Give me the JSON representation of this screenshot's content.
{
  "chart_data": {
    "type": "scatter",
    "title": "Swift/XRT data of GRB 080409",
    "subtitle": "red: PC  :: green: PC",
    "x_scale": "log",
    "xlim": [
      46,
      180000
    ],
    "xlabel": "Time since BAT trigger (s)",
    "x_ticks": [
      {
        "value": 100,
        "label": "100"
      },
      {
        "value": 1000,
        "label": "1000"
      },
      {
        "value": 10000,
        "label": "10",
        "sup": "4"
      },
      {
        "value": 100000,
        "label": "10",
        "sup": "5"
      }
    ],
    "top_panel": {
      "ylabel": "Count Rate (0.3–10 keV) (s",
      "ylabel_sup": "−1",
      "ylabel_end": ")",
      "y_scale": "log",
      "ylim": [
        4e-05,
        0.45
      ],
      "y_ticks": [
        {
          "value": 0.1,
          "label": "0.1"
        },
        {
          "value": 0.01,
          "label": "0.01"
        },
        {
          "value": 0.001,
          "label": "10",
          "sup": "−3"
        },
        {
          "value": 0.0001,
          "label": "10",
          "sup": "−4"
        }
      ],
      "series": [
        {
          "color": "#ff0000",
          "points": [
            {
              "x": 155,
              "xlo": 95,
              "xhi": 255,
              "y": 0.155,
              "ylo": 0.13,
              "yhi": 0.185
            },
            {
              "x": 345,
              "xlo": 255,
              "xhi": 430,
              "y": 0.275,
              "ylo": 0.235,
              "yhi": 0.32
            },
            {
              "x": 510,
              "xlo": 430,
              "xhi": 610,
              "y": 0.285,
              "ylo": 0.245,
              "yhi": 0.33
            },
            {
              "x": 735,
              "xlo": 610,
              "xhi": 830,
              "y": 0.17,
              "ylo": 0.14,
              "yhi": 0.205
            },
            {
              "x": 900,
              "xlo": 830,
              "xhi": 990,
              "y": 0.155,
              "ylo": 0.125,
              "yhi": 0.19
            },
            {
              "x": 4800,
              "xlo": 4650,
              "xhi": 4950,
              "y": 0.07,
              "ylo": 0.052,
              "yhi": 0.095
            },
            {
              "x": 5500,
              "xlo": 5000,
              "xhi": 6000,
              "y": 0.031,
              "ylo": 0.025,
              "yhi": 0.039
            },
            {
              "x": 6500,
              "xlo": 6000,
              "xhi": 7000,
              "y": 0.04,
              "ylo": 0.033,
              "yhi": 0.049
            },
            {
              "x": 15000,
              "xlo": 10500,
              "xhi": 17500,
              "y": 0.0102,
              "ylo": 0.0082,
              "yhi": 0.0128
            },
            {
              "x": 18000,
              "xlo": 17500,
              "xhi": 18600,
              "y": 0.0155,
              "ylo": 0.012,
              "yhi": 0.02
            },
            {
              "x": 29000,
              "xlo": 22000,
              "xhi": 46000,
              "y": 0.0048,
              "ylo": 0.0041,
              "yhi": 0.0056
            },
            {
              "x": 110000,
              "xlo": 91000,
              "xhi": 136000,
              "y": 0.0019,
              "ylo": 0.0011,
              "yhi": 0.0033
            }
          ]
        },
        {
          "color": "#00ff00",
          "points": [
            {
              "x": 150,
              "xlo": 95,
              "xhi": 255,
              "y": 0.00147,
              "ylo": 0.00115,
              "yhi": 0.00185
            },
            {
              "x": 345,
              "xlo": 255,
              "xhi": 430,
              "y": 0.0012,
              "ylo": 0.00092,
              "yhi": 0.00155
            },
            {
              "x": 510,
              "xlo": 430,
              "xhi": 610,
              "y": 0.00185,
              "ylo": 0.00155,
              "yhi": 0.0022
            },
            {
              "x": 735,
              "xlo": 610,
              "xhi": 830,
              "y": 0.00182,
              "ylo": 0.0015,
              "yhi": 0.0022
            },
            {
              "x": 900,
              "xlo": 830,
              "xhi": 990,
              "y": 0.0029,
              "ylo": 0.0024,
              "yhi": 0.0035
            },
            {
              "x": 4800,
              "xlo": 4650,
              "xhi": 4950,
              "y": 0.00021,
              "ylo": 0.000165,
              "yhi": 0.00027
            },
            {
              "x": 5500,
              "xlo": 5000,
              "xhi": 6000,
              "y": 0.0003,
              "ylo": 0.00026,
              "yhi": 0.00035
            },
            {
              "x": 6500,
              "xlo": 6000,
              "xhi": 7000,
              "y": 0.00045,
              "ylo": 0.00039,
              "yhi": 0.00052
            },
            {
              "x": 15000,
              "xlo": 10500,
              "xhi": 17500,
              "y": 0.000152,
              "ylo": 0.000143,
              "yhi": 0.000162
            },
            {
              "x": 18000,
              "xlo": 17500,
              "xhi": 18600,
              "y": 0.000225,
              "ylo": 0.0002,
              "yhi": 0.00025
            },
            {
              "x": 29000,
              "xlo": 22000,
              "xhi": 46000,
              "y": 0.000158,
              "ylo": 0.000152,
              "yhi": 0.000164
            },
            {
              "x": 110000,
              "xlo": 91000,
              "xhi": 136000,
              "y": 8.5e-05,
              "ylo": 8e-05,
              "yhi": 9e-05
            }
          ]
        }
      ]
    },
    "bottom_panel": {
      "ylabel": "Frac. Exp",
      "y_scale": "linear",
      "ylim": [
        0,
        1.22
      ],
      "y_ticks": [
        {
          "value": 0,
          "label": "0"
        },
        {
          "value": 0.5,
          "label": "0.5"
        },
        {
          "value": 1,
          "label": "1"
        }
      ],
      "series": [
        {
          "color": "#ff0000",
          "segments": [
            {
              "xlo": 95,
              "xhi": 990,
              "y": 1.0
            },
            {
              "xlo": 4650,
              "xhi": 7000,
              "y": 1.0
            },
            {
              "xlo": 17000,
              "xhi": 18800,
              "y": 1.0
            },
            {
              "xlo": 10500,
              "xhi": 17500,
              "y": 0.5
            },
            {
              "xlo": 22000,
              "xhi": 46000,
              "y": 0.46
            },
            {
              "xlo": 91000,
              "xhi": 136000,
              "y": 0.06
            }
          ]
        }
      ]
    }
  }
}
..........
### WHAT TO DO:
Quote every line of the data, word for word.

### TASK OUTPUT:
Give me the JSON representation of this screenshot's content.
{
  "chart_data": {
    "type": "scatter",
    "title": "Swift/XRT data of GRB 080409",
    "subtitle": "red: PC  :: green: PC",
    "x_scale": "log",
    "xlim": [
      46,
      180000
    ],
    "xlabel": "Time since BAT trigger (s)",
    "x_ticks": [
      {
        "value": 100,
        "label": "100"
      },
      {
        "value": 1000,
        "label": "1000"
      },
      {
        "value": 10000,
        "label": "10",
        "sup": "4"
      },
      {
        "value": 100000,
        "label": "10",
        "sup": "5"
      }
    ],
    "top_panel": {
      "ylabel": "Count Rate (0.3–10 keV) (s",
      "ylabel_sup": "−1",
      "ylabel_end": ")",
      "y_scale": "log",
      "ylim": [
        4e-05,
        0.45
      ],
      "y_ticks": [
        {
          "value": 0.1,
          "label": "0.1"
        },
        {
          "value": 0.01,
          "label": "0.01"
        },
        {
          "value": 0.001,
          "label": "10",
          "sup": "−3"
        },
        {
          "value": 0.0001,
          "label": "10",
          "sup": "−4"
        }
      ],
      "series": [
        {
          "color": "#ff0000",
          "points": [
            {
              "x": 155,
              "xlo": 95,
              "xhi": 255,
              "y": 0.155,
              "ylo": 0.13,
              "yhi": 0.185
            },
            {
              "x": 345,
              "xlo": 255,
              "xhi": 430,
              "y": 0.275,
              "ylo": 0.235,
              "yhi": 0.32
            },
            {
              "x": 510,
              "xlo": 430,
              "xhi": 610,
              "y": 0.285,
              "ylo": 0.245,
              "yhi": 0.33
            },
            {
              "x": 735,
              "xlo": 610,
              "xhi": 830,
              "y": 0.17,
              "ylo": 0.14,
              "yhi": 0.205
            },
            {
              "x": 900,
              "xlo": 830,
              "xhi": 990,
              "y": 0.155,
              "ylo": 0.125,
              "yhi": 0.19
            },
            {
              "x": 4800,
              "xlo": 4650,
              "xhi": 4950,
              "y": 0.07,
              "ylo": 0.052,
              "yhi": 0.095
            },
            {
              "x": 5500,
              "xlo": 5000,
              "xhi": 6000,
              "y": 0.031,
              "ylo": 0.025,
              "yhi": 0.039
            },
            {
              "x": 6500,
              "xlo": 6000,
              "xhi": 7000,
              "y": 0.04,
              "ylo": 0.033,
              "yhi": 0.049
            },
            {
              "x": 15000,
              "xlo": 10500,
              "xhi": 17500,
              "y": 0.0102,
              "ylo": 0.0082,
              "yhi": 0.0128
            },
            {
              "x": 18000,
              "xlo": 17500,
              "xhi": 18600,
              "y": 0.0155,
              "ylo": 0.012,
              "yhi": 0.02
            },
            {
              "x": 29000,
              "xlo": 22000,
              "xhi": 46000,
              "y": 0.0048,
              "ylo": 0.0041,
              "yhi": 0.0056
            },
            {
              "x": 110000,
              "xlo": 91000,
              "xhi": 136000,
              "y": 0.0019,
              "ylo": 0.0011,
              "yhi": 0.0033
            }
          ]
        },
        {
          "color": "#00ff00",
          "points": [
            {
              "x": 150,
              "xlo": 95,
              "xhi": 255,
              "y": 0.00147,
              "ylo": 0.00115,
              "yhi": 0.00185
            },
            {
              "x": 345,
              "xlo": 255,
              "xhi": 430,
              "y": 0.0012,
              "ylo": 0.00092,
              "yhi": 0.00155
            },
            {
              "x": 510,
              "xlo": 430,
              "xhi": 610,
              "y": 0.00185,
              "ylo": 0.00155,
              "yhi": 0.0022
            },
            {
              "x": 735,
              "xlo": 610,
              "xhi": 830,
              "y": 0.00182,
              "ylo": 0.0015,
              "yhi": 0.0022
            },
            {
              "x": 900,
              "xlo": 830,
              "xhi": 990,
              "y": 0.0029,
              "ylo": 0.0024,
              "yhi": 0.0035
            },
            {
              "x": 4800,
              "xlo": 4650,
              "xhi": 4950,
              "y": 0.00021,
              "ylo": 0.000165,
              "yhi": 0.00027
            },
            {
              "x": 5500,
              "xlo": 5000,
              "xhi": 6000,
              "y": 0.0003,
              "ylo": 0.00026,
              "yhi": 0.00035
            },
            {
              "x": 6500,
              "xlo": 6000,
              "xhi": 7000,
              "y": 0.00045,
              "ylo": 0.00039,
              "yhi": 0.00052
            },
            {
              "x": 15000,
              "xlo": 10500,
              "xhi": 17500,
              "y": 0.000152,
              "ylo": 0.000143,
              "yhi": 0.000162
            },
            {
              "x": 18000,
              "xlo": 17500,
              "xhi": 18600,
              "y": 0.000225,
              "ylo": 0.0002,
              "yhi": 0.00025
            },
            {
              "x": 29000,
              "xlo": 22000,
              "xhi": 46000,
              "y": 0.000158,
              "ylo": 0.000152,
              "yhi": 0.000164
            },
            {
              "x": 110000,
              "xlo": 91000,
              "xhi": 136000,
              "y": 8.5e-05,
              "ylo": 8e-05,
              "yhi": 9e-05
            }
          ]
        }
      ]
    },
    "bottom_panel": {
      "ylabel": "Frac. Exp",
      "y_scale": "linear",
      "ylim": [
        0,
        1.22
      ],
      "y_ticks": [
        {
          "value": 0,
          "label": "0"
        },
        {
          "value": 0.5,
          "label": "0.5"
        },
        {
          "value": 1,
          "label": "1"
        }
      ],
      "series": [
        {
          "color": "#ff0000",
          "segments": [
            {
              "xlo": 95,
              "xhi": 990,
              "y": 1.0
            },
            {
              "xlo": 4650,
              "xhi": 7000,
              "y": 1.0
            },
            {
              "xlo": 17000,
              "xhi": 18800,
              "y": 1.0
            },
            {
              "xlo": 10500,
              "xhi": 17500,
              "y": 0.5
            },
            {
              "xlo": 22000,
              "xhi": 46000,
              "y": 0.46
            },
            {
              "xlo": 91000,
              "xhi": 136000,
              "y": 0.06
            }
          ]
        }
      ]
    }
  }
}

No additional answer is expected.